— Begin Listed records —

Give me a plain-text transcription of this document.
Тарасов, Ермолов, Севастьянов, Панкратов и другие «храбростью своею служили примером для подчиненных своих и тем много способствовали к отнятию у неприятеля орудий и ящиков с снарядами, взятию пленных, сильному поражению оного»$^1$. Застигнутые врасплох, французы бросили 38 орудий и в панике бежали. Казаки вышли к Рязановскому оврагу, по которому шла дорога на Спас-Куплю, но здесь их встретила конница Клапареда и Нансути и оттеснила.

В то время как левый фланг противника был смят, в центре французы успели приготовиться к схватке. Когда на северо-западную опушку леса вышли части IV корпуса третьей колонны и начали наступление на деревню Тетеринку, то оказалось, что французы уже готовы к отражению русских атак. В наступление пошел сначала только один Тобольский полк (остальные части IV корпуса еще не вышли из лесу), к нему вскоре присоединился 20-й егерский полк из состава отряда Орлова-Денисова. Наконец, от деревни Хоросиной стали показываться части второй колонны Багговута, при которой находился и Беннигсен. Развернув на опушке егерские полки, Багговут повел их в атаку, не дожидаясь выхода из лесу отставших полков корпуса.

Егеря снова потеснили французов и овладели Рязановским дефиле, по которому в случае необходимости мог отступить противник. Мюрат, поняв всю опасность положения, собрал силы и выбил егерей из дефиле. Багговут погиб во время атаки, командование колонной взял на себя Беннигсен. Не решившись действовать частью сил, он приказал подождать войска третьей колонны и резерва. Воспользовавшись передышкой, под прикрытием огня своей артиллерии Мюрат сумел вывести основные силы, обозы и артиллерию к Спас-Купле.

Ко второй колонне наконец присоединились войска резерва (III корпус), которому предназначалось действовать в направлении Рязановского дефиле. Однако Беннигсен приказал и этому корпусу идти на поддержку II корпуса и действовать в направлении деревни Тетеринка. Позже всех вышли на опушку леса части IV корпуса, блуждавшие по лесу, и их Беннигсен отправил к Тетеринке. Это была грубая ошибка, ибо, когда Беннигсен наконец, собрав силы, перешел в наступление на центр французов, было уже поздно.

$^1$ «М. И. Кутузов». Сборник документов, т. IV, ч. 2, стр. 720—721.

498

— End Listed records —
— Begin Listed records —

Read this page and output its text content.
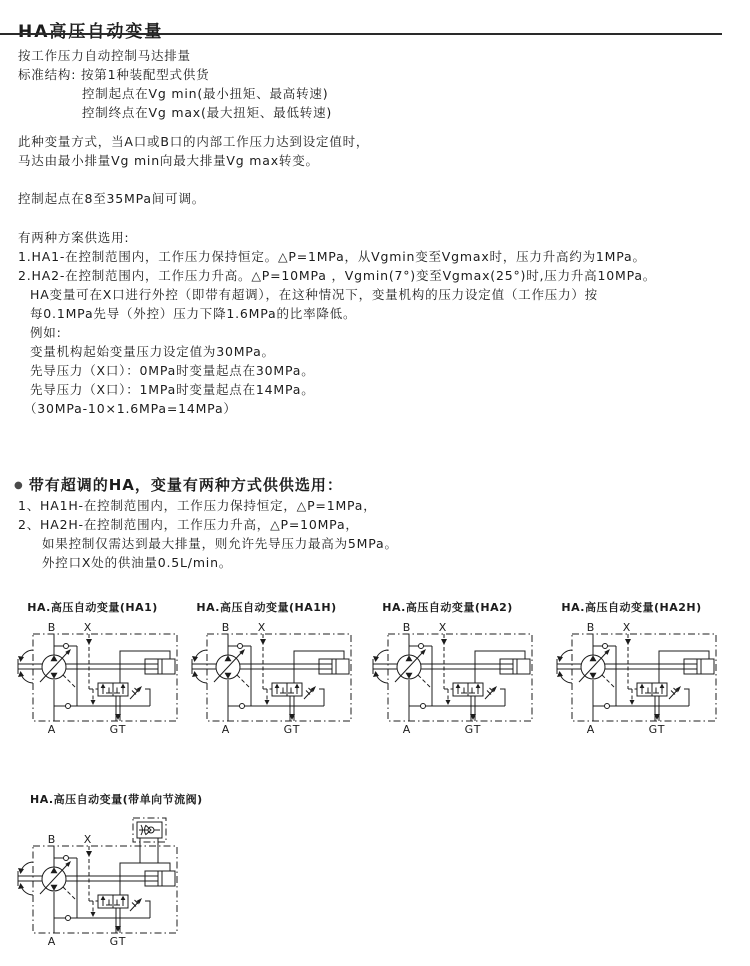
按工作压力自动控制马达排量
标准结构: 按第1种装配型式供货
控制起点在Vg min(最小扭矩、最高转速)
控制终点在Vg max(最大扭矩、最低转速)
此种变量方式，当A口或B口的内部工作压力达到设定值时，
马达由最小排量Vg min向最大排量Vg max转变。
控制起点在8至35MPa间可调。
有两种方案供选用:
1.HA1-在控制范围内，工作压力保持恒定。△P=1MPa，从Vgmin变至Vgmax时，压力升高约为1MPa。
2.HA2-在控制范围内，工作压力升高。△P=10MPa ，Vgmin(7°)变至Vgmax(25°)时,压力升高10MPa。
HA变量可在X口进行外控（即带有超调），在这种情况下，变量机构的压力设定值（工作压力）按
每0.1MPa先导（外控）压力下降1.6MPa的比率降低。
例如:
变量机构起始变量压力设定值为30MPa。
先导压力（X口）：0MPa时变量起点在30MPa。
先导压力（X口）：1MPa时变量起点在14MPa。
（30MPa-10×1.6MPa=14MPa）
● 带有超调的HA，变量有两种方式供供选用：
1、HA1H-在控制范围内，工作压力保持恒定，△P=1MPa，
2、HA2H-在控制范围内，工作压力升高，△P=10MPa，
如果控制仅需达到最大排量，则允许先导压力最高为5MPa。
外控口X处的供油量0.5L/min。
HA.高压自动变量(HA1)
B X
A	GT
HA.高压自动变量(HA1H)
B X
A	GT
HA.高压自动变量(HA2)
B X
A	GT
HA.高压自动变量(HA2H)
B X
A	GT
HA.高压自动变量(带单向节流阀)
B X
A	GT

— End Listed records —

- Problem description -
Tally up the lines in the preceding listing that contain the string "在控制范围内". Respond with the number and nothing else.

- Solved problem -
4